(Material for this exercise)
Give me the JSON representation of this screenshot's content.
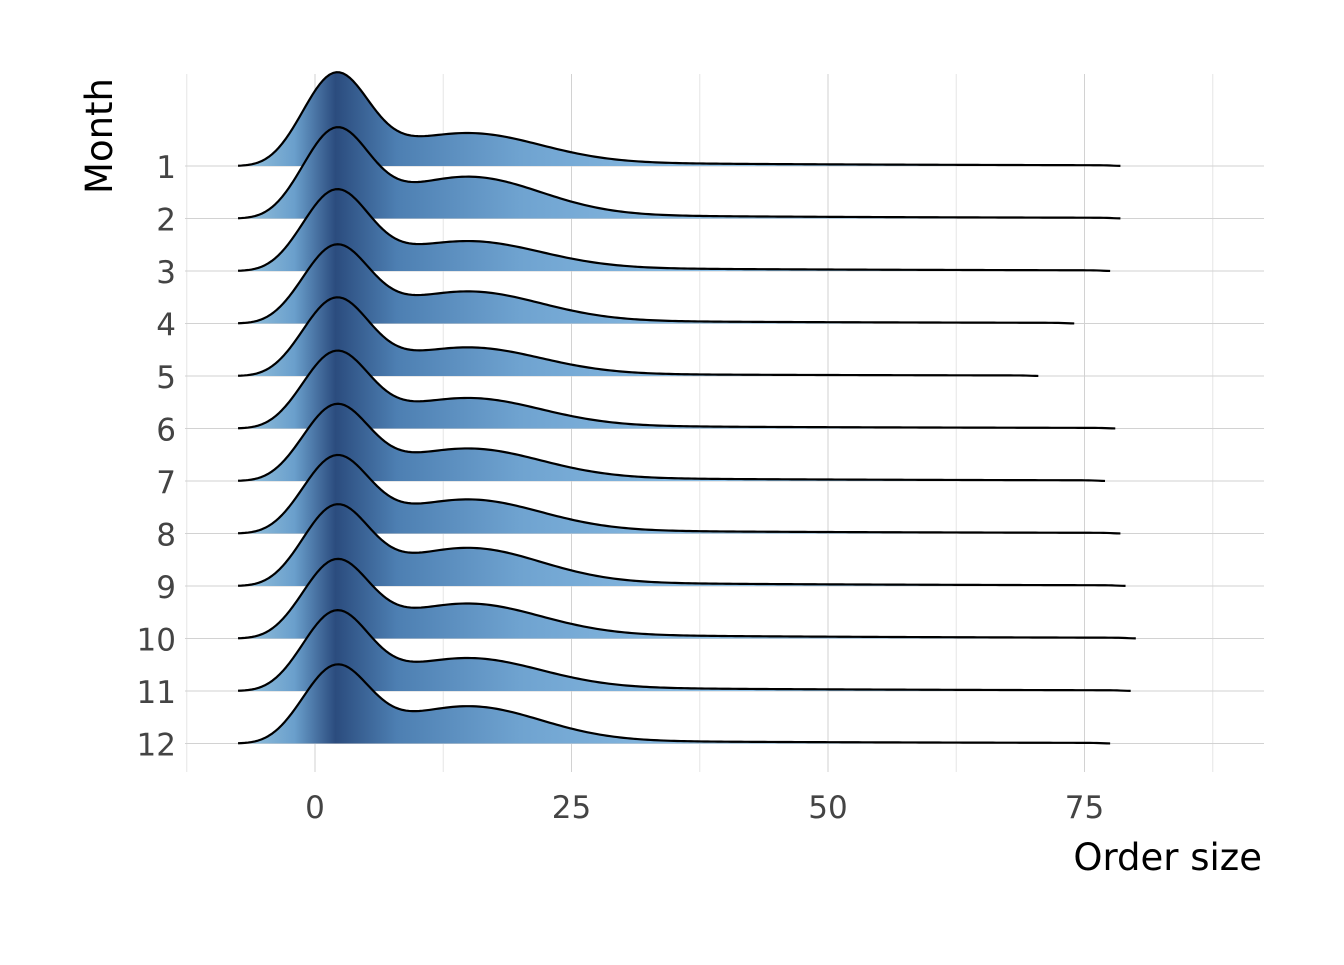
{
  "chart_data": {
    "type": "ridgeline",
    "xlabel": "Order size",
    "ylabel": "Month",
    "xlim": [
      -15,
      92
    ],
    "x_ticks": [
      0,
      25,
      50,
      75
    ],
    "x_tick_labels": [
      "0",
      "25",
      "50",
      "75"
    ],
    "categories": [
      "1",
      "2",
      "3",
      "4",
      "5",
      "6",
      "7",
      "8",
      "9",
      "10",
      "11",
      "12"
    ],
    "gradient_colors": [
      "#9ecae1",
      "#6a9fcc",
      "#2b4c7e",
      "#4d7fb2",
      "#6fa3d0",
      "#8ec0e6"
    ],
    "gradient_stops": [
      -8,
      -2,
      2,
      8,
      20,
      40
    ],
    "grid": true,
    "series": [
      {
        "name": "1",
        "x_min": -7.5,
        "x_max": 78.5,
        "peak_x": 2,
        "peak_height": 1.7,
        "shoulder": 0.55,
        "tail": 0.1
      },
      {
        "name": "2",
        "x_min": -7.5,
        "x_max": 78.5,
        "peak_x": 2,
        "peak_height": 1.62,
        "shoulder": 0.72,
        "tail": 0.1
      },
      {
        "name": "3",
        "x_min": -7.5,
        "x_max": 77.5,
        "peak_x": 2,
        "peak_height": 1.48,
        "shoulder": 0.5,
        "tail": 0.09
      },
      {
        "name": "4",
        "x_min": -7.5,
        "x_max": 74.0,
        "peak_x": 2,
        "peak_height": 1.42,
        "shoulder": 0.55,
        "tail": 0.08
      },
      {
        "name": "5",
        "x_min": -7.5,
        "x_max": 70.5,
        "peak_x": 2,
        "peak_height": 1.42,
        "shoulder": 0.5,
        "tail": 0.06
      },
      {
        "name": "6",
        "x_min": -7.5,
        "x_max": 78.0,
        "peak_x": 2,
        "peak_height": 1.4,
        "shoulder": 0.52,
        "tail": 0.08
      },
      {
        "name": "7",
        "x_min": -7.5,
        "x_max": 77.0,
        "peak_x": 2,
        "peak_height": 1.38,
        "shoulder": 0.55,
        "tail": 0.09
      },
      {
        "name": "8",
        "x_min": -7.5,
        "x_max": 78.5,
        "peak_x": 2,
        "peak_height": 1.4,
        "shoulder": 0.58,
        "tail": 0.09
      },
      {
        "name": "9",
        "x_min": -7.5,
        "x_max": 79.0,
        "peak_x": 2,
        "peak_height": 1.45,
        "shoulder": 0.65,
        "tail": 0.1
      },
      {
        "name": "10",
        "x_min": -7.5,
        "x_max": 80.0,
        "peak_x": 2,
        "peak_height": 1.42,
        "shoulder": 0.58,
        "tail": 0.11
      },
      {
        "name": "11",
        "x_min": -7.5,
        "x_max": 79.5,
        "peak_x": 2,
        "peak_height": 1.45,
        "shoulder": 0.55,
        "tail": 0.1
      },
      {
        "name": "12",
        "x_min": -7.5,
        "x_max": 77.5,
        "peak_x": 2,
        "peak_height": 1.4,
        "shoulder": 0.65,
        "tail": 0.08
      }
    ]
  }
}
==
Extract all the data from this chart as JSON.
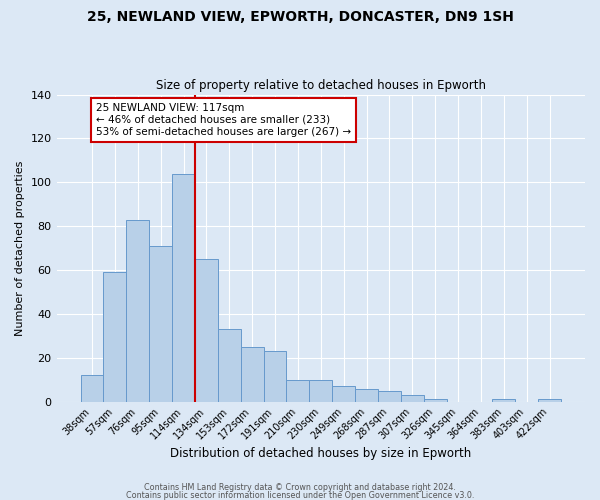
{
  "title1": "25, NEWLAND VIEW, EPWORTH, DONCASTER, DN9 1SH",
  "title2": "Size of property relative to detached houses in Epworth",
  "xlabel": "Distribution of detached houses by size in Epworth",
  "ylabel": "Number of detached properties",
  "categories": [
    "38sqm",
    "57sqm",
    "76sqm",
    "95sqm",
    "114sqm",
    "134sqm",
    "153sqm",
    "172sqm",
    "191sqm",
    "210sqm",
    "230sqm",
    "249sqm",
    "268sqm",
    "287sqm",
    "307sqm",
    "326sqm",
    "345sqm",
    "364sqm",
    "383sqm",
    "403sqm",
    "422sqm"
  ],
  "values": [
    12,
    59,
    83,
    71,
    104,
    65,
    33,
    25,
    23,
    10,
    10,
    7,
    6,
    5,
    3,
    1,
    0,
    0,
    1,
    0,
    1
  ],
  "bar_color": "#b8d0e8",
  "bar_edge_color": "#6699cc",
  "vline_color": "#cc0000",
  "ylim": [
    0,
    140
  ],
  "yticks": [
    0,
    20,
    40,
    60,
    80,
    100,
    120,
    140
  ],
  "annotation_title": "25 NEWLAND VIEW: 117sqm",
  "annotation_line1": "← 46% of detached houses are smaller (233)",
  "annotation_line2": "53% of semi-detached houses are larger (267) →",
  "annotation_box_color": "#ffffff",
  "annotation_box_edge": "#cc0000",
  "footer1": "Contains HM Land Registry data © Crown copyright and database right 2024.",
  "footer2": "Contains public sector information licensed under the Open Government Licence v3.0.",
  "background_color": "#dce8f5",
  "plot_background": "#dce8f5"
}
--
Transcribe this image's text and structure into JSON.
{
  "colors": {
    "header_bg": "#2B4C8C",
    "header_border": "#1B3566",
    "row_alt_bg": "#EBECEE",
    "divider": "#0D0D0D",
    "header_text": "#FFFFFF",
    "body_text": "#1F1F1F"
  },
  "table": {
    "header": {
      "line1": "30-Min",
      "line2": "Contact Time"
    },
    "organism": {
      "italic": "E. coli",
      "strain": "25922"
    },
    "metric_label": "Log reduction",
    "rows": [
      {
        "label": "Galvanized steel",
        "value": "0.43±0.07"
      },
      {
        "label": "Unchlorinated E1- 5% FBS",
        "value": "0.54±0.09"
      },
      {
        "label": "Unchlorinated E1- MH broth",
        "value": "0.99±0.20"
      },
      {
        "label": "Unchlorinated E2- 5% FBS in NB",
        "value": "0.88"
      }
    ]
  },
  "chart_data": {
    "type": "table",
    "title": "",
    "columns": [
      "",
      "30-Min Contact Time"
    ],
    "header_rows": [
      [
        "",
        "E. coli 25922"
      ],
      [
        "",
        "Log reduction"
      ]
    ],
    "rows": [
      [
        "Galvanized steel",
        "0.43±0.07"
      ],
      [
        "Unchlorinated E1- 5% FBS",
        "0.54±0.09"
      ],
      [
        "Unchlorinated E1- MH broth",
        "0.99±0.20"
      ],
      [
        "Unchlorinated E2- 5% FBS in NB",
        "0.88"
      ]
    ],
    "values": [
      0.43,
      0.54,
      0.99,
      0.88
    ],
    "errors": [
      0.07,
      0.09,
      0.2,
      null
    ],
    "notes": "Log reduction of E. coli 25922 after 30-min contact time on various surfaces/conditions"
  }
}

(To do)
Looking at the material above, count the lines that hold "ylabel" and give the total alone.

(Reply)
2